Your objective |
From the Spark error thread below, reproduce the passage starting at "Exception in thread" and ending at "at java.lang.System.arraycopy(Native Method)", swapping "Native Method" for "Unknown Source".

Hi @BhagyasriYella The error you mentioned TypeError: namedtuple() missing 3 required keyword-only arguments: 'verbose', 'rename', and 'module' is due to the incompatibility of earlier versions of Spark with Python 3.6. Please see this issue for more discussions: https://issues.apache.org/jira/browse/SPARK-19019 This has been fixed in Spark 1.6.4, 2.0.3, 2.1.1, 2.2.0. If you are using Python 2.6, it is recommended that you use spark>=2.2.0 to run. Would you mind switching your spark version and have another try? Thanks.

jenniew commented 6 years ago

The original issue is caused by bigdl issue : https://github.com/intel-analytics/BigDL/issues/2558

BhagyasriYella commented 6 years ago

@dding3 Thanks Ding It worked after I have updated the spark version. Thanks a lot.

dding3 commented 6 years ago

You are very welcome. We are glad to help :)

ZeweiChen11 commented 6 years ago

The same issue happens in examples/nnframes/inference. 50K imagenet val images:

Exception in thread "main" org.apache.spark.SparkException: Job aborted due to stage failure: Task 19 in stage 2.0 failed 4 times, most recent failure: Lost task 19.3 in stage 2.0 (TID 27, emr-worker-4.cluster-74716, executor 1): java.lang.ArrayIndexOutOfBoundsException
        at java.lang.System.arraycopy(Native Method)
        at com.intel.analytics.bigdl.tensor.TensorNumericMath$TensorNumeric$NumericFloat$.arraycopy$mcF$sp(TensorNumeric.scala:721)
        at com.intel.analytics.bigdl.tensor.TensorNumericMath$TensorNumeric$NumericFloat$.arraycopy(TensorNumeric.scala:715)
        at com.intel.analytics.bigdl.tensor.TensorNumericMath$TensorNumeric$NumericFloat$.arraycopy(TensorNumeric.scala:503)

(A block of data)

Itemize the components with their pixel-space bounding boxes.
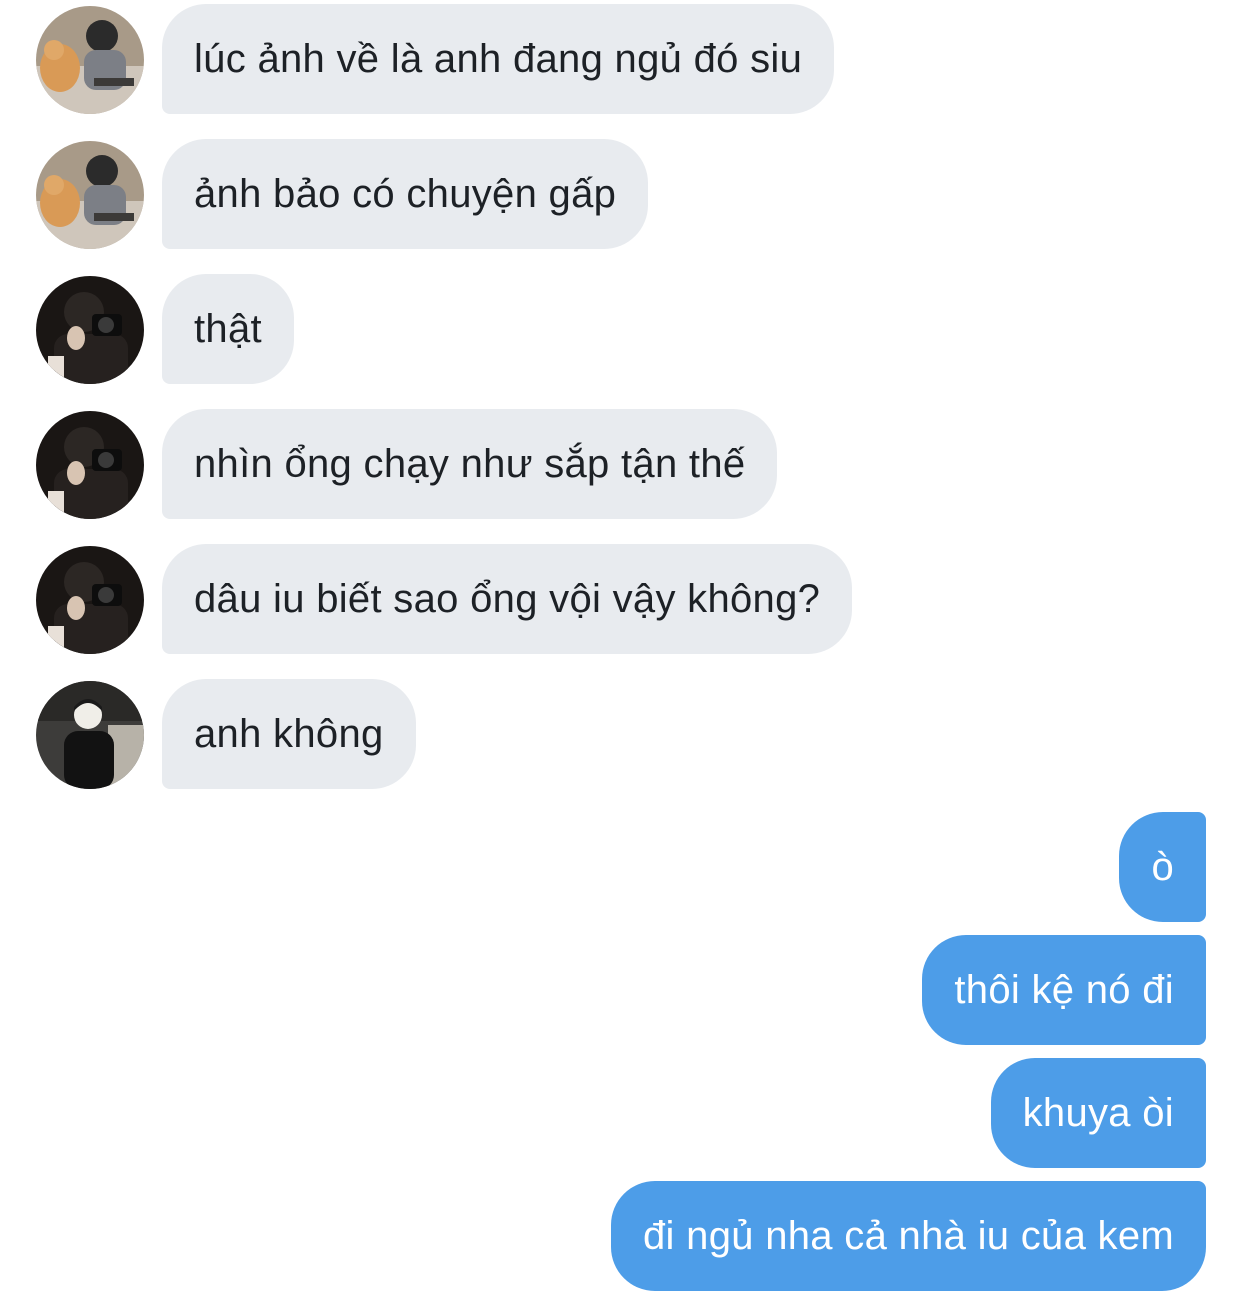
message-text: thật — [194, 306, 262, 351]
outgoing-message-bubble[interactable]: khuya òi — [990, 1058, 1206, 1168]
outgoing-message-bubble[interactable]: đi ngủ nha cả nhà iu của kem — [611, 1181, 1206, 1291]
message-text: ò — [1151, 844, 1174, 889]
incoming-message-bubble[interactable]: lúc ảnh về là anh đang ngủ đó siu — [162, 4, 835, 114]
message-text: nhìn ổng chạy như sắp tận thế — [194, 441, 746, 486]
incoming-message-bubble[interactable]: dâu iu biết sao ổng vội vậy không? — [162, 544, 853, 654]
message-text: ảnh bảo có chuyện gấp — [194, 171, 617, 216]
avatar-cat-boy-icon[interactable] — [36, 141, 144, 249]
avatar-camera-boy-icon[interactable] — [36, 411, 144, 519]
message-text: đi ngủ nha cả nhà iu của kem — [643, 1213, 1174, 1258]
incoming-message-bubble[interactable]: thật — [162, 274, 294, 384]
avatar-camera-boy-icon[interactable] — [36, 276, 144, 384]
message-text: dâu iu biết sao ổng vội vậy không? — [194, 576, 821, 621]
message-text: lúc ảnh về là anh đang ngủ đó siu — [194, 36, 803, 81]
avatar-dark-boy-icon[interactable] — [36, 681, 144, 789]
message-text: thôi kệ nó đi — [954, 967, 1174, 1012]
incoming-message-bubble[interactable]: nhìn ổng chạy như sắp tận thế — [162, 409, 778, 519]
message-text: anh không — [194, 711, 384, 756]
incoming-message-bubble[interactable]: ảnh bảo có chuyện gấp — [162, 139, 649, 249]
incoming-message-bubble[interactable]: anh không — [162, 679, 416, 789]
outgoing-message-bubble[interactable]: thôi kệ nó đi — [922, 935, 1206, 1045]
avatar-cat-boy-icon[interactable] — [36, 6, 144, 114]
outgoing-message-bubble[interactable]: ò — [1119, 812, 1206, 922]
avatar-camera-boy-icon[interactable] — [36, 546, 144, 654]
message-text: khuya òi — [1022, 1090, 1174, 1135]
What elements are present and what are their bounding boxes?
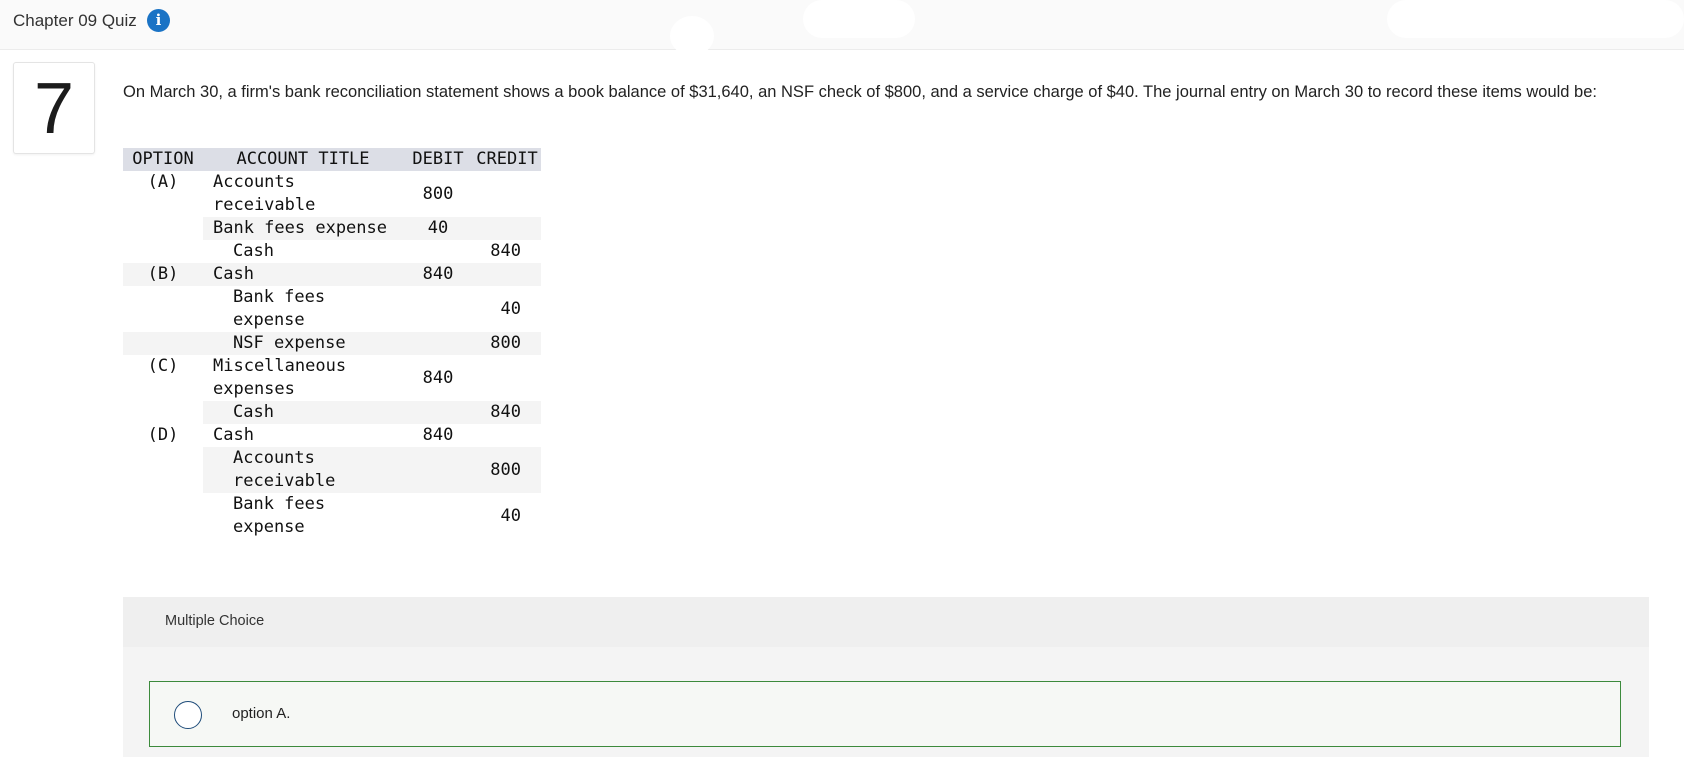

Task response |
Exception in thread "main" org.apache.spark.SparkException: Job aborted due to stage failure: Task 19 in stage 2.0 failed 4 times, most recent failure: Lost task 19.3 in stage 2.0 (TID 27, emr-worker-4.cluster-74716, executor 1): java.lang.ArrayIndexOutOfBoundsException
        at java.lang.System.arraycopy(Unknown Source)